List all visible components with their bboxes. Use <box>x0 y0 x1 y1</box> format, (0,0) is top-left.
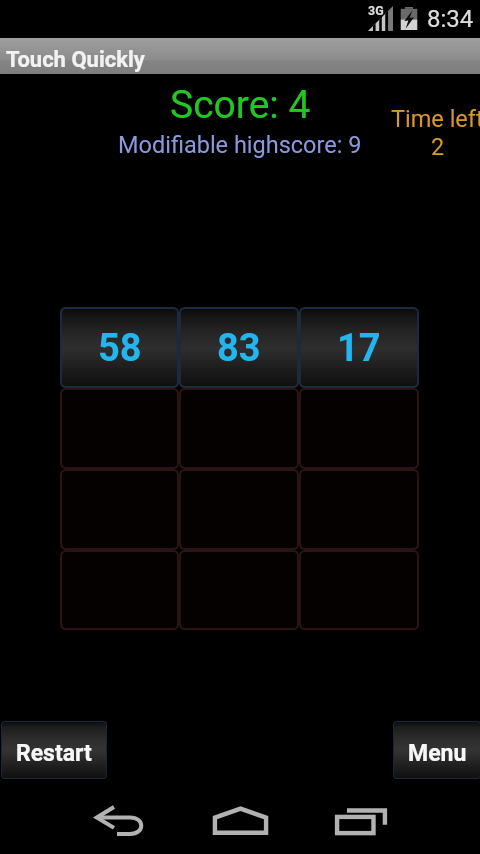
button[interactable]: 83 <box>179 307 299 388</box>
button[interactable]: Restart <box>2 722 106 778</box>
staticText: 83 <box>217 326 261 371</box>
button[interactable] <box>299 550 419 630</box>
button[interactable]: Menu <box>394 722 480 778</box>
button[interactable] <box>299 469 419 550</box>
staticText: Touch Quickly <box>6 47 145 73</box>
staticText: Time left <box>391 105 480 133</box>
button[interactable] <box>60 469 179 550</box>
staticText: 8:34 <box>427 5 474 33</box>
button[interactable] <box>299 388 419 469</box>
button[interactable]: Back <box>84 794 156 848</box>
button[interactable]: Home <box>204 794 276 848</box>
button[interactable]: Recent apps <box>325 794 397 848</box>
button[interactable] <box>60 550 179 630</box>
button[interactable] <box>179 550 299 630</box>
staticText: Score: 4 <box>170 82 311 128</box>
staticText: 58 <box>98 326 142 371</box>
staticText: Restart <box>16 740 92 767</box>
staticText: Modifiable highscore: 9 <box>118 131 362 159</box>
staticText: 17 <box>337 326 381 371</box>
staticText: 3G <box>368 3 384 18</box>
button[interactable]: 58 <box>60 307 179 388</box>
button[interactable]: 17 <box>299 307 419 388</box>
button[interactable] <box>179 388 299 469</box>
staticText: Menu <box>408 740 467 767</box>
button[interactable] <box>60 388 179 469</box>
button[interactable] <box>179 469 299 550</box>
staticText: 2 <box>431 133 445 161</box>
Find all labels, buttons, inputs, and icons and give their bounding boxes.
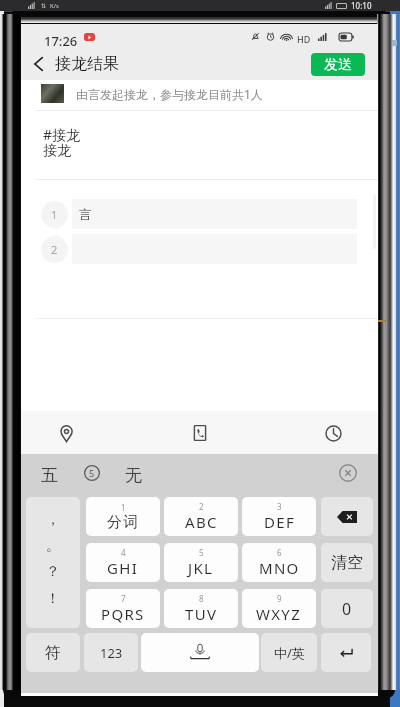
---------------
■ WHAT IS BEING ASKED ■
Rewrite every line in the items above as one numbered list, skipping any blank lines. Leave the pictures out.

■ OUTPUT ■
1. List all visible components with their bboxes. Use <box>x0 y0 x1 y1</box> format, (0,0) is top-left.
2. button[interactable]: 83 <box>179 307 299 388</box>
3. button[interactable]: Restart <box>2 722 106 778</box>
4. staticText: 83 <box>217 326 261 371</box>
5. button[interactable] <box>299 550 419 630</box>
6. button[interactable]: Menu <box>394 722 480 778</box>
7. button[interactable] <box>299 469 419 550</box>
8. staticText: Touch Quickly <box>6 47 145 73</box>
9. staticText: Time left <box>391 105 480 133</box>
10. button[interactable] <box>60 469 179 550</box>
11. staticText: 8:34 <box>427 5 474 33</box>
12. button[interactable] <box>299 388 419 469</box>
13. button[interactable]: Back <box>84 794 156 848</box>
14. button[interactable]: Home <box>204 794 276 848</box>
15. button[interactable]: Recent apps <box>325 794 397 848</box>
16. button[interactable] <box>60 550 179 630</box>
17. button[interactable] <box>179 550 299 630</box>
18. staticText: Score: 4 <box>170 82 311 128</box>
19. staticText: 58 <box>98 326 142 371</box>
20. staticText: Restart <box>16 740 92 767</box>
21. staticText: Modifiable highscore: 9 <box>118 131 362 159</box>
22. staticText: 17 <box>337 326 381 371</box>
23. staticText: 3G <box>368 3 384 18</box>
24. button[interactable]: 58 <box>60 307 179 388</box>
25. button[interactable]: 17 <box>299 307 419 388</box>
26. button[interactable] <box>179 388 299 469</box>
27. staticText: Menu <box>408 740 467 767</box>
28. button[interactable] <box>60 388 179 469</box>
29. button[interactable] <box>179 469 299 550</box>
30. staticText: 2 <box>431 133 445 161</box>
31. Find all labels, buttons, inputs, and icons and give their bounding boxes.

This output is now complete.